(Collected data entries)
— start —
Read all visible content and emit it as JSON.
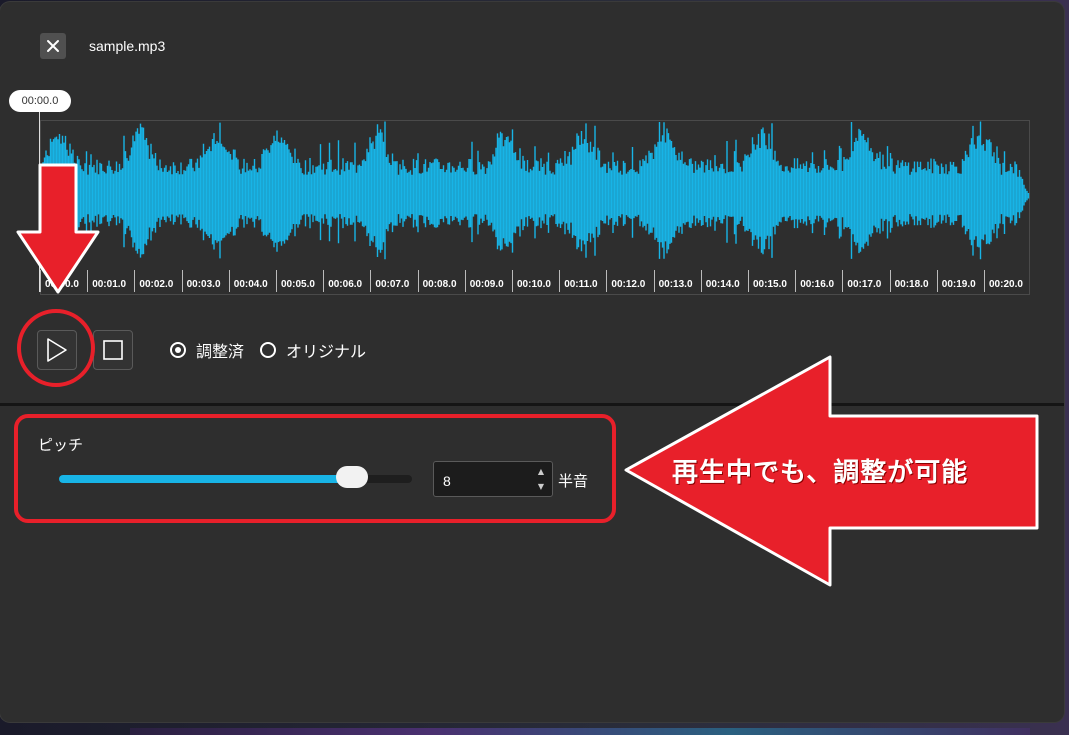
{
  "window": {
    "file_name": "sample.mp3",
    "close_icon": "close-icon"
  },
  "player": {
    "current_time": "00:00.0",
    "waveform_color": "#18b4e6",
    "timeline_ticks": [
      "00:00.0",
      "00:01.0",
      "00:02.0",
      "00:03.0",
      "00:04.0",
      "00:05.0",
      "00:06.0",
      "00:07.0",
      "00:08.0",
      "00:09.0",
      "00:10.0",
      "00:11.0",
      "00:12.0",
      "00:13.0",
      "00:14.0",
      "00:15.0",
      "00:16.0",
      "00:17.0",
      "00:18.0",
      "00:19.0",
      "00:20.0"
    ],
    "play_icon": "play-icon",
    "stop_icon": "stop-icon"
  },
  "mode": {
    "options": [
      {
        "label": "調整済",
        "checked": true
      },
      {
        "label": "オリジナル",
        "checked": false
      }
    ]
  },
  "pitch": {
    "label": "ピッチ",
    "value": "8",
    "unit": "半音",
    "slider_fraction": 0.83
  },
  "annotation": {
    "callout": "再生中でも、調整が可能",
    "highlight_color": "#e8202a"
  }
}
— end —
— start —
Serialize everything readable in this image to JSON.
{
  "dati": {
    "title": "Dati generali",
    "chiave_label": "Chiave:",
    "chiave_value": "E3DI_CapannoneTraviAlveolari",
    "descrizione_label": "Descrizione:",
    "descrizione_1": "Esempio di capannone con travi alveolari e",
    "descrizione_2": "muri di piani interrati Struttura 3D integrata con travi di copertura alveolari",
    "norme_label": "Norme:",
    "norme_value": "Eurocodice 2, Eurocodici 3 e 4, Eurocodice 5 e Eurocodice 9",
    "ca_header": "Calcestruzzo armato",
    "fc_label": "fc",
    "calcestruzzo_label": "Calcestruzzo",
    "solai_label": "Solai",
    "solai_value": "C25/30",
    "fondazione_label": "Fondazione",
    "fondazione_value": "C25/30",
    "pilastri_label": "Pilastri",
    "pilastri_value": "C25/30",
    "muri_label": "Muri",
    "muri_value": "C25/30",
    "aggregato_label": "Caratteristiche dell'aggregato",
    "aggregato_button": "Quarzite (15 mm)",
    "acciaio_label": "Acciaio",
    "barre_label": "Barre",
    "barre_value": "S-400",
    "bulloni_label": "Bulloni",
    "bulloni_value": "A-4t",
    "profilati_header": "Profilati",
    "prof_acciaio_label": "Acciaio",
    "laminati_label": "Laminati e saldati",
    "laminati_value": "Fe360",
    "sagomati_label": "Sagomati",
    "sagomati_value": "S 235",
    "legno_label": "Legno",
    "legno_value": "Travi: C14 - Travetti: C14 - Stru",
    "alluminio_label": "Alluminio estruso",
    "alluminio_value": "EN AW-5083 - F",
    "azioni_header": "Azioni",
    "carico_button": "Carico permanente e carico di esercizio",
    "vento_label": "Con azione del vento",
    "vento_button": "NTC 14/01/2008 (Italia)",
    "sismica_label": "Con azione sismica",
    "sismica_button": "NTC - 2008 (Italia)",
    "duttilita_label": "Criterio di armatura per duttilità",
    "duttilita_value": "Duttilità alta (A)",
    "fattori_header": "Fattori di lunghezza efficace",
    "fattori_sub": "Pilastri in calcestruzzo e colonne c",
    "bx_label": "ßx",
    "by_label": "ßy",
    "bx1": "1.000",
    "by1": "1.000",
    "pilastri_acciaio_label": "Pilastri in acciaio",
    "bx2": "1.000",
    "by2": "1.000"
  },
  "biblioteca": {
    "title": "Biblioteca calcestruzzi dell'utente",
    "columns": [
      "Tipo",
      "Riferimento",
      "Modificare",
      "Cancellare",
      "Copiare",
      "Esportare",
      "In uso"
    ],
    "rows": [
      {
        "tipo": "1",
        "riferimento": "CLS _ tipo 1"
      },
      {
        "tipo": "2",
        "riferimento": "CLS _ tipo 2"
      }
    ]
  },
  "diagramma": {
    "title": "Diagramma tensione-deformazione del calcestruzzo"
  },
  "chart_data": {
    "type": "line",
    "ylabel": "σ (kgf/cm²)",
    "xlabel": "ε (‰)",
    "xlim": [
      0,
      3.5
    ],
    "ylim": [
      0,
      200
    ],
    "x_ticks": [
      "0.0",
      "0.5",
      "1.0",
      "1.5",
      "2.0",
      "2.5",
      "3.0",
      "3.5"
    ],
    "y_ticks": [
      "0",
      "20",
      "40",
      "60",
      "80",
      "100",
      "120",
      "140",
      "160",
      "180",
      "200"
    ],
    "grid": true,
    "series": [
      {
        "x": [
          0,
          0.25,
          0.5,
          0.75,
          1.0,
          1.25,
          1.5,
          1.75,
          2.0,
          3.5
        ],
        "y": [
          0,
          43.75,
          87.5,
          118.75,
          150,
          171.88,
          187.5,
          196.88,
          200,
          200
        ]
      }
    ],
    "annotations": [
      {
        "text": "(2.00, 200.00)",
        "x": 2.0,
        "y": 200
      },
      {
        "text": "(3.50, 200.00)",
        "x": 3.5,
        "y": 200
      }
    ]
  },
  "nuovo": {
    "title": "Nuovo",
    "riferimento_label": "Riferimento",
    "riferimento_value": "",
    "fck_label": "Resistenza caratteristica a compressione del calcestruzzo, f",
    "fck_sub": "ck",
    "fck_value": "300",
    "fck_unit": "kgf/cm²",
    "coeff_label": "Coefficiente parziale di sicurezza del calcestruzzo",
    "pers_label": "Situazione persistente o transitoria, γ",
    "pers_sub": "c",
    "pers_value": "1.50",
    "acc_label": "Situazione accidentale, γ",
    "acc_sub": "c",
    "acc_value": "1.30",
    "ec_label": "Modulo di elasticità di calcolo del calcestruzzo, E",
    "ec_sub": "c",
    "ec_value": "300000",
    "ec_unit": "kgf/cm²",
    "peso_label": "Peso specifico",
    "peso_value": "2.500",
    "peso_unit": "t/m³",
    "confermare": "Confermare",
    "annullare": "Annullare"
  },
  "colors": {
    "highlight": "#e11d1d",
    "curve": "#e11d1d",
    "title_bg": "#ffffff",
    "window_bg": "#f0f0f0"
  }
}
— end —
**TASK DESCRIPTION**
Within the entries above, work out how many lines contain the word "Italia". The number alone is the answer.

**WRITTEN RESPONSE**
2